(begin)

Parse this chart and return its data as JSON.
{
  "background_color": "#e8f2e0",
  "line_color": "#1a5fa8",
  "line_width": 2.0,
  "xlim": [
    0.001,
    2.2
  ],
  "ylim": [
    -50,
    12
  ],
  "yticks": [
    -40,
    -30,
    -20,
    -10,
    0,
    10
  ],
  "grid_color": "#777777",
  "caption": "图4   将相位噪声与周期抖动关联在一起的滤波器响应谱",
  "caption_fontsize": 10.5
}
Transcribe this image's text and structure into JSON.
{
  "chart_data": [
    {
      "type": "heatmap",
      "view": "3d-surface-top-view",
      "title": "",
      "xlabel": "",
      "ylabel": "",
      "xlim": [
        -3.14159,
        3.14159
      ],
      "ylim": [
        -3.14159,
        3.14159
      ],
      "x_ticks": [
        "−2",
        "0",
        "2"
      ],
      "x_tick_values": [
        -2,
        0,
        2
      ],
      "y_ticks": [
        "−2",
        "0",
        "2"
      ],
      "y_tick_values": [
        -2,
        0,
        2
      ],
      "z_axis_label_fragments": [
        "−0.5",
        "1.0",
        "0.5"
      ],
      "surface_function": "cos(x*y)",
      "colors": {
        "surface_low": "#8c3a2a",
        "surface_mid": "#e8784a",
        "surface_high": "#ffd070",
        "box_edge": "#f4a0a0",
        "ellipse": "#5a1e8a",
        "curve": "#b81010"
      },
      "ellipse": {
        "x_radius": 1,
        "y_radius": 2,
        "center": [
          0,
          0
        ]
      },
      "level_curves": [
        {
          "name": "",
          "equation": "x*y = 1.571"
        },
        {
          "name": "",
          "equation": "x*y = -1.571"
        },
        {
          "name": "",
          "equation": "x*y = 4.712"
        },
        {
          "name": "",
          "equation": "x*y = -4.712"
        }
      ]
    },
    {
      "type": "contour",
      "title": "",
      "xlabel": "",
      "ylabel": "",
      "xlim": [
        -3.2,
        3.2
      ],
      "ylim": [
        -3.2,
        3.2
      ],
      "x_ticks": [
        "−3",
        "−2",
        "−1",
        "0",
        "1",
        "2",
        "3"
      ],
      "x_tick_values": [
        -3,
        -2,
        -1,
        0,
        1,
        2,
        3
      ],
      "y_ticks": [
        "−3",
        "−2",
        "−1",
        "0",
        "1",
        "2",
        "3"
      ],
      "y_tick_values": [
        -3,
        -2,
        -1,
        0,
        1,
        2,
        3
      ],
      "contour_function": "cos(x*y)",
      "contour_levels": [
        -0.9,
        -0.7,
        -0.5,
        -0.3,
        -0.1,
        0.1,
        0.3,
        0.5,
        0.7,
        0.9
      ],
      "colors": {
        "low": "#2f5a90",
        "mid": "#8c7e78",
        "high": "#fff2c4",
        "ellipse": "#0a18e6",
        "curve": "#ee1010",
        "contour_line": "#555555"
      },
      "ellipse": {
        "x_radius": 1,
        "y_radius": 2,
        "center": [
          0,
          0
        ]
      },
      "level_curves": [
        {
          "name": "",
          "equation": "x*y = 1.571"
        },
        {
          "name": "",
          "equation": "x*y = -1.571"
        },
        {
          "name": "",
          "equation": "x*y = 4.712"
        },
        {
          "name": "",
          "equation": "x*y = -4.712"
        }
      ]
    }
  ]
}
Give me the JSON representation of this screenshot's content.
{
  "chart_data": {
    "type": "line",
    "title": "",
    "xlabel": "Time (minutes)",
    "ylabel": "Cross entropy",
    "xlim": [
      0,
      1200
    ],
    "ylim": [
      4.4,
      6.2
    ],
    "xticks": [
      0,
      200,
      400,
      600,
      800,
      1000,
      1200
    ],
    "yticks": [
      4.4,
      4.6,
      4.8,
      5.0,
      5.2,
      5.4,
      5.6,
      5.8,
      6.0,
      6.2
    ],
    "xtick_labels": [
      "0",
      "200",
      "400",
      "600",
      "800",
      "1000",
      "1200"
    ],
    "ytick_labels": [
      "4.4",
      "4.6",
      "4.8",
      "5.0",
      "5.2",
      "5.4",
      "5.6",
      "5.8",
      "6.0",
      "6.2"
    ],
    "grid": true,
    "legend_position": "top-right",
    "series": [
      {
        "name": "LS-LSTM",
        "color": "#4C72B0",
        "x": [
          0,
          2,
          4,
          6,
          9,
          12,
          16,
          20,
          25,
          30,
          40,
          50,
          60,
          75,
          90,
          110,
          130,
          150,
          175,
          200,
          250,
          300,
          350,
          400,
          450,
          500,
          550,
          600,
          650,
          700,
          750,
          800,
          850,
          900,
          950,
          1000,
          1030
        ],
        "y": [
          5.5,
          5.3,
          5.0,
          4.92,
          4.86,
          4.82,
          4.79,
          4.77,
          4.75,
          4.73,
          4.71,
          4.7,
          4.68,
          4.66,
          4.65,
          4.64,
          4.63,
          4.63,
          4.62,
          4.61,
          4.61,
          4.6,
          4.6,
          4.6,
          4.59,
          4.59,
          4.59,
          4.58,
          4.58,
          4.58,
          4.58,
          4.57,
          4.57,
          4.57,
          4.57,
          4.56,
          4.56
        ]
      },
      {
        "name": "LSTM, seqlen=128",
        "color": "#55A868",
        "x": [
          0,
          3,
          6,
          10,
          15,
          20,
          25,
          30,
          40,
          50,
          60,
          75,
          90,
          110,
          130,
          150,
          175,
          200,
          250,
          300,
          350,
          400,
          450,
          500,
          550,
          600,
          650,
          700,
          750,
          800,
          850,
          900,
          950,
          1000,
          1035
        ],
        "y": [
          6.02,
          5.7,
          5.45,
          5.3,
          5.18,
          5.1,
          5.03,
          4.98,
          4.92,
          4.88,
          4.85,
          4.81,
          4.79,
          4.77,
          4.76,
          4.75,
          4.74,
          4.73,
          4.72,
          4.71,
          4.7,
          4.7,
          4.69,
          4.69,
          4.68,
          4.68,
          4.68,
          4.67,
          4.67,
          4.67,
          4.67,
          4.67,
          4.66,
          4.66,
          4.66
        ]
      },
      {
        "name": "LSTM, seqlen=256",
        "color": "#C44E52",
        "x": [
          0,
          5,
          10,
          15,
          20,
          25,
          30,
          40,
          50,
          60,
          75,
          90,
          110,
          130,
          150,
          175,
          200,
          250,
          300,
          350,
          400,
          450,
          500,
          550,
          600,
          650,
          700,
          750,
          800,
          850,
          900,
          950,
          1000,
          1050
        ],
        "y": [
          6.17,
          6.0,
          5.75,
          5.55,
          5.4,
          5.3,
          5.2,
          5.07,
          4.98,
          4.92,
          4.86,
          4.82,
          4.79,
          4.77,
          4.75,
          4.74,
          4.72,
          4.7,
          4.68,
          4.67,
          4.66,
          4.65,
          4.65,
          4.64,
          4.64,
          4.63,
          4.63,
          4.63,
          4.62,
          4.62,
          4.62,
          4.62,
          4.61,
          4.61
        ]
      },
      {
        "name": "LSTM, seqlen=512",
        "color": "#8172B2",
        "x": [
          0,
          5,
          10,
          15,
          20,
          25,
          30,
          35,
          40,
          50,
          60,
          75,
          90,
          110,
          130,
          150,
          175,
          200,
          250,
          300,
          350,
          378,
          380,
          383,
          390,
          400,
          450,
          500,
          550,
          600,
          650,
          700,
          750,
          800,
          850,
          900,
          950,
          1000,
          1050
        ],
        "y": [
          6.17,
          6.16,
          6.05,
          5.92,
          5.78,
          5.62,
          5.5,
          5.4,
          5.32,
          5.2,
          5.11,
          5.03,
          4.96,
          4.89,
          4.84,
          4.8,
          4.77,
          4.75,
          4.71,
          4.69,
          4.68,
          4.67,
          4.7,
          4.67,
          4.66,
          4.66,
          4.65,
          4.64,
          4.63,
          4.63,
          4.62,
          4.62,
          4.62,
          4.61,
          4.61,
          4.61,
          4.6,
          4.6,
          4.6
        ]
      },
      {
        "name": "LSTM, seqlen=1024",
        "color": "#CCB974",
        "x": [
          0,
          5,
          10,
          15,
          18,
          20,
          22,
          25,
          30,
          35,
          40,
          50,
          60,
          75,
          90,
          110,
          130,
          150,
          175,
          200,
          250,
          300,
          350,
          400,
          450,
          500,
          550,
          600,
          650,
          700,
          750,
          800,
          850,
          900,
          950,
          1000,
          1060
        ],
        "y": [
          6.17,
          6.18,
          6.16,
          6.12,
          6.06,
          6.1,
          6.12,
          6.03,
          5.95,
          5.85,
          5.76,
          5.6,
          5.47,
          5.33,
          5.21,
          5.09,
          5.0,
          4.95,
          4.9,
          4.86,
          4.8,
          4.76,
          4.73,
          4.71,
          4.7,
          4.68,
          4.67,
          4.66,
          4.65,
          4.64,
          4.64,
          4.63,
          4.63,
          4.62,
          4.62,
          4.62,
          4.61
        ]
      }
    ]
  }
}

(end)

» **SHORT EXERCISE**: Your task is to list each line of the records with the word "JSON".

» **TASK RESPONSE**:
Parse this chart and return its data as JSON.
Transcribe this image's text and structure into JSON.
Give me the JSON representation of this screenshot's content.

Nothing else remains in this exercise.